Work to complete :: Collect from the data below each line with "identificación".

Dataset items ::
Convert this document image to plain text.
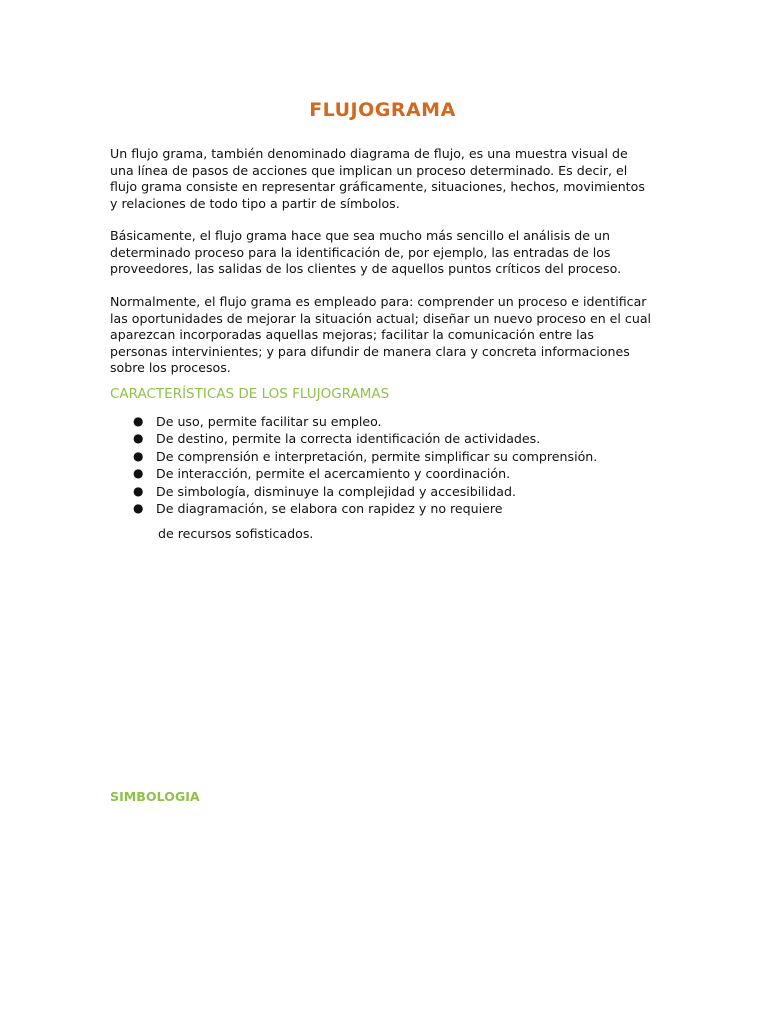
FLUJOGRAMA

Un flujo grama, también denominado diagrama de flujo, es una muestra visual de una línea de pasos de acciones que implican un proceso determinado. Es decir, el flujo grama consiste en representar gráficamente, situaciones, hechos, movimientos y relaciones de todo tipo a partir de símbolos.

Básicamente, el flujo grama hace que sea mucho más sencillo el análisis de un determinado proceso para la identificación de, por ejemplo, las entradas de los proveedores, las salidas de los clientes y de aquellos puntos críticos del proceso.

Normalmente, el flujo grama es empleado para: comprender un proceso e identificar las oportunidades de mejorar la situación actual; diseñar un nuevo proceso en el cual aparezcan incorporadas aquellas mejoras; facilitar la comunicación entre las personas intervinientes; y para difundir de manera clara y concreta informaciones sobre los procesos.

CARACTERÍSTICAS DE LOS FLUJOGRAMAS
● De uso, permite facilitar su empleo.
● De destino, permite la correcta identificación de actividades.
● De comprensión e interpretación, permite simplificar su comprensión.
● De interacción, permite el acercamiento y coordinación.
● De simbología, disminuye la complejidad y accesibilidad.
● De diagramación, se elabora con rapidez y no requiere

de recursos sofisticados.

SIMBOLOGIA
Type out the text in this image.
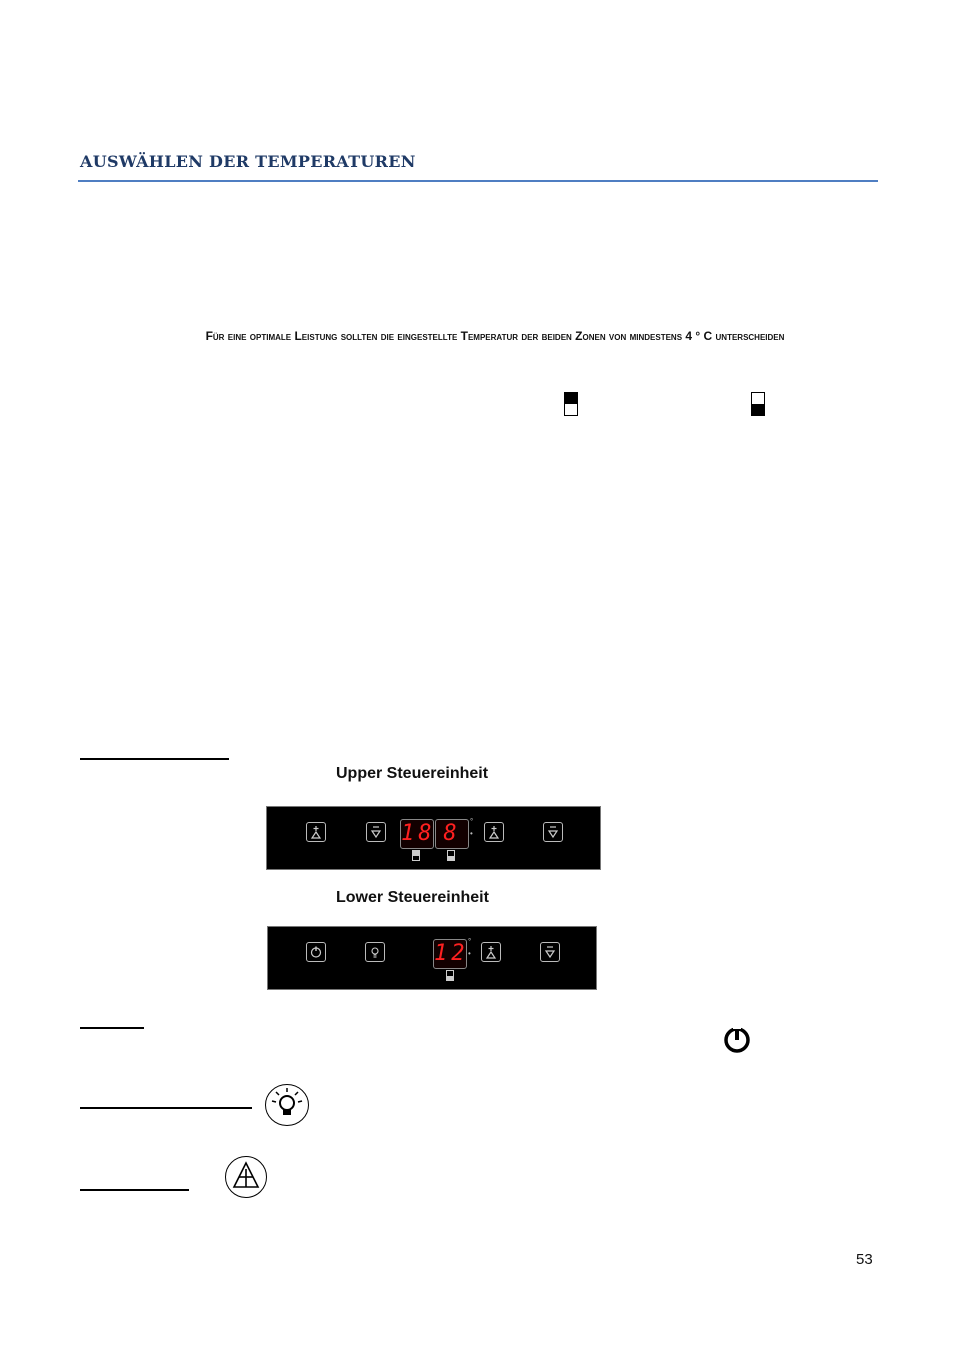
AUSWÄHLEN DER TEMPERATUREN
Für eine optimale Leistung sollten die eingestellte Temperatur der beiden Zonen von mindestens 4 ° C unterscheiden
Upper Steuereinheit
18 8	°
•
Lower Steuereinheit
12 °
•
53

Solution for this problem ::
Básicamente, el flujo grama hace que sea mucho más sencillo el análisis de un determinado proceso para la identificación de, por ejemplo, las entradas de los proveedores, las salidas de los clientes y de aquellos puntos críticos del proceso.
● De destino, permite la correcta identificación de actividades.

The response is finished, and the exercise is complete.